- [AIM OF THE EXERCISE]:
Every entry must be repeated exactly. Exclude all pictures.

== AVAILABLE RECORDS ==

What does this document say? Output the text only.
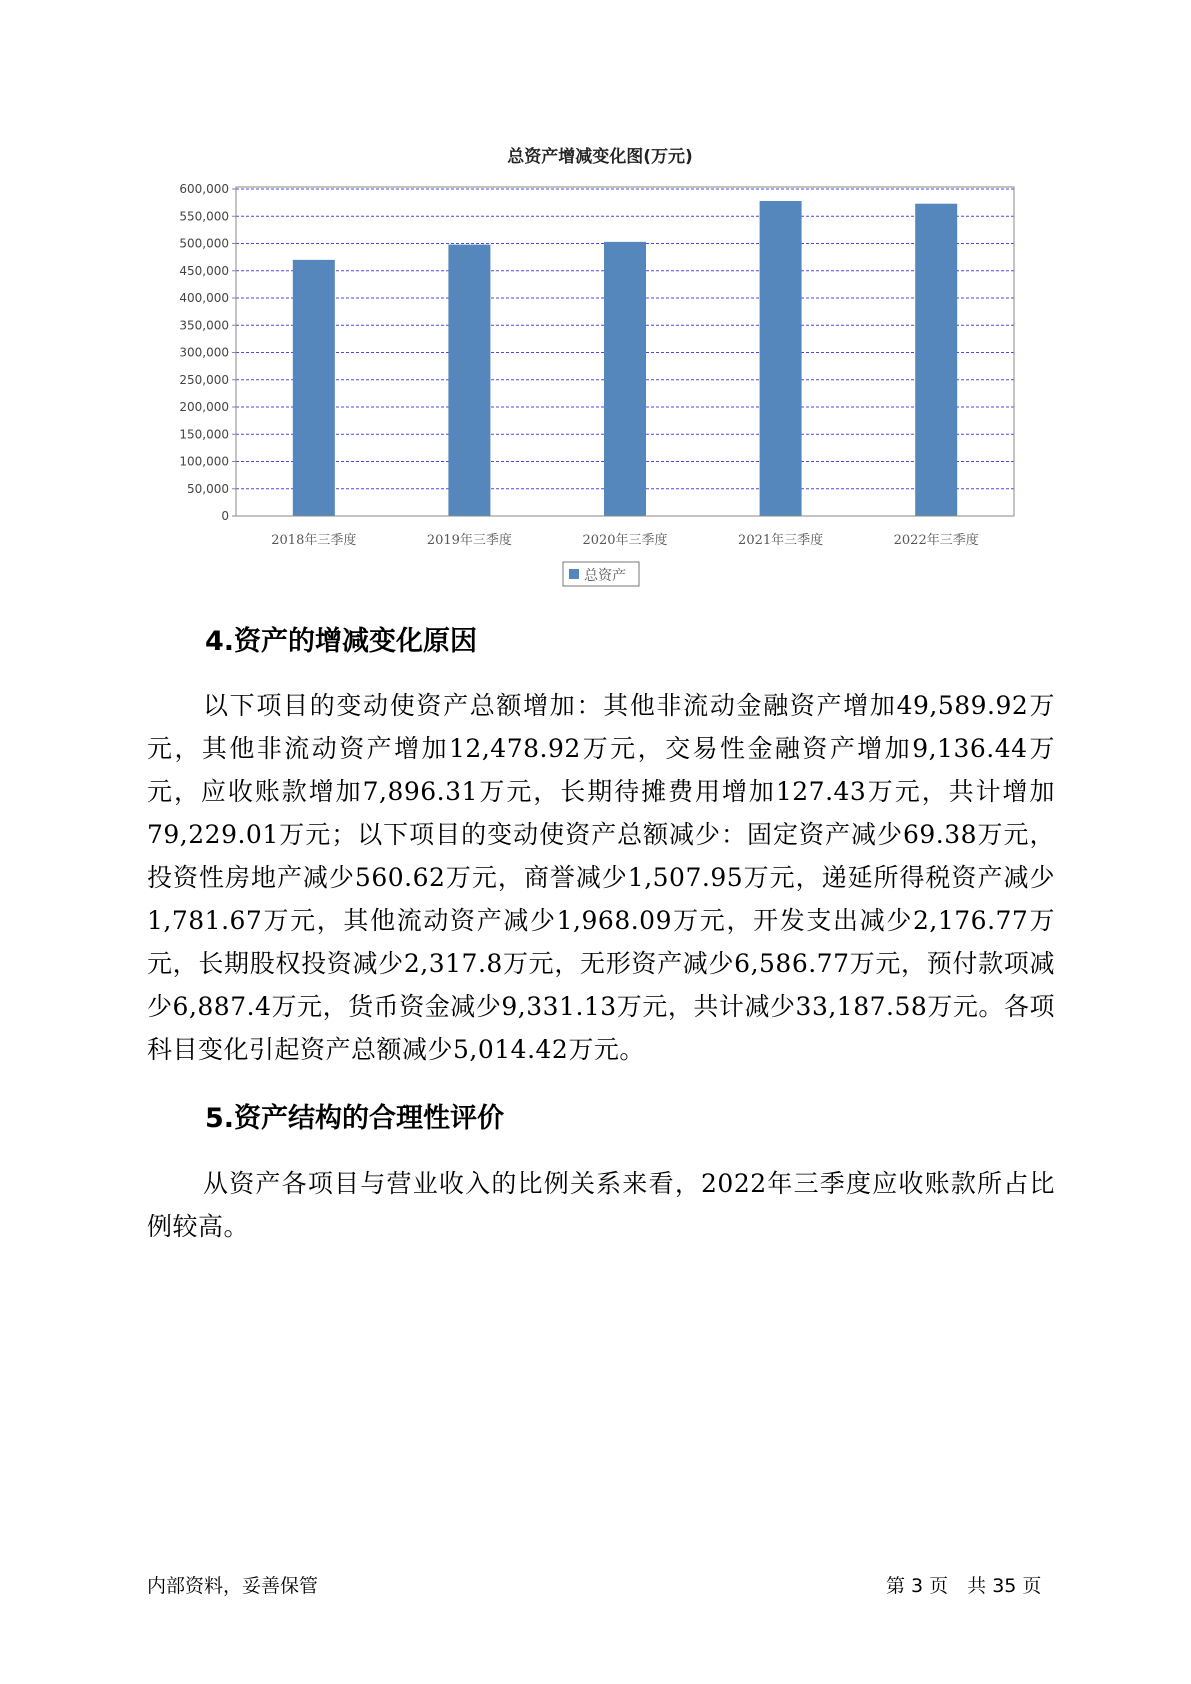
总资产增减变化图(万元)
0
50,000
100,000
150,000
200,000
250,000
300,000
350,000
400,000
450,000
500,000
550,000
600,000
2018年三季度	2019年三季度	2020年三季度	2021年三季度	2022年三季度
总资产
4.资产的增减变化原因

以下项目的变动使资产总额增加：其他非流动金融资产增加49,589.92万元，其他非流动资产增加12,478.92万元，交易性金融资产增加9,136.44万元，应收账款增加7,896.31万元，长期待摊费用增加127.43万元，共计增加79,229.01万元；以下项目的变动使资产总额减少：固定资产减少69.38万元，投资性房地产减少560.62万元，商誉减少1,507.95万元，递延所得税资产减少1,781.67万元，其他流动资产减少1,968.09万元，开发支出减少2,176.77万元，长期股权投资减少2,317.8万元，无形资产减少6,586.77万元，预付款项减少6,887.4万元，货币资金减少9,331.13万元，共计减少33,187.58万元。各项科目变化引起资产总额减少5,014.42万元。

5.资产结构的合理性评价

从资产各项目与营业收入的比例关系来看，2022年三季度应收账款所占比例较高。

内部资料，妥善保管	第 3 页　共 35 页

===

- [OUTPUT]:
What does this document say? Output the text only.
总资产增减变化图(万元)
0
50,000
100,000
150,000
200,000
250,000
300,000
350,000
400,000
450,000
500,000
550,000
600,000
2018年三季度	2019年三季度	2020年三季度	2021年三季度	2022年三季度
总资产
4.资产的增减变化原因

以下项目的变动使资产总额增加：其他非流动金融资产增加49,589.92万元，其他非流动资产增加12,478.92万元，交易性金融资产增加9,136.44万元，应收账款增加7,896.31万元，长期待摊费用增加127.43万元，共计增加79,229.01万元；以下项目的变动使资产总额减少：固定资产减少69.38万元，投资性房地产减少560.62万元，商誉减少1,507.95万元，递延所得税资产减少1,781.67万元，其他流动资产减少1,968.09万元，开发支出减少2,176.77万元，长期股权投资减少2,317.8万元，无形资产减少6,586.77万元，预付款项减少6,887.4万元，货币资金减少9,331.13万元，共计减少33,187.58万元。各项科目变化引起资产总额减少5,014.42万元。

5.资产结构的合理性评价

从资产各项目与营业收入的比例关系来看，2022年三季度应收账款所占比例较高。

内部资料，妥善保管	第 3 页　共 35 页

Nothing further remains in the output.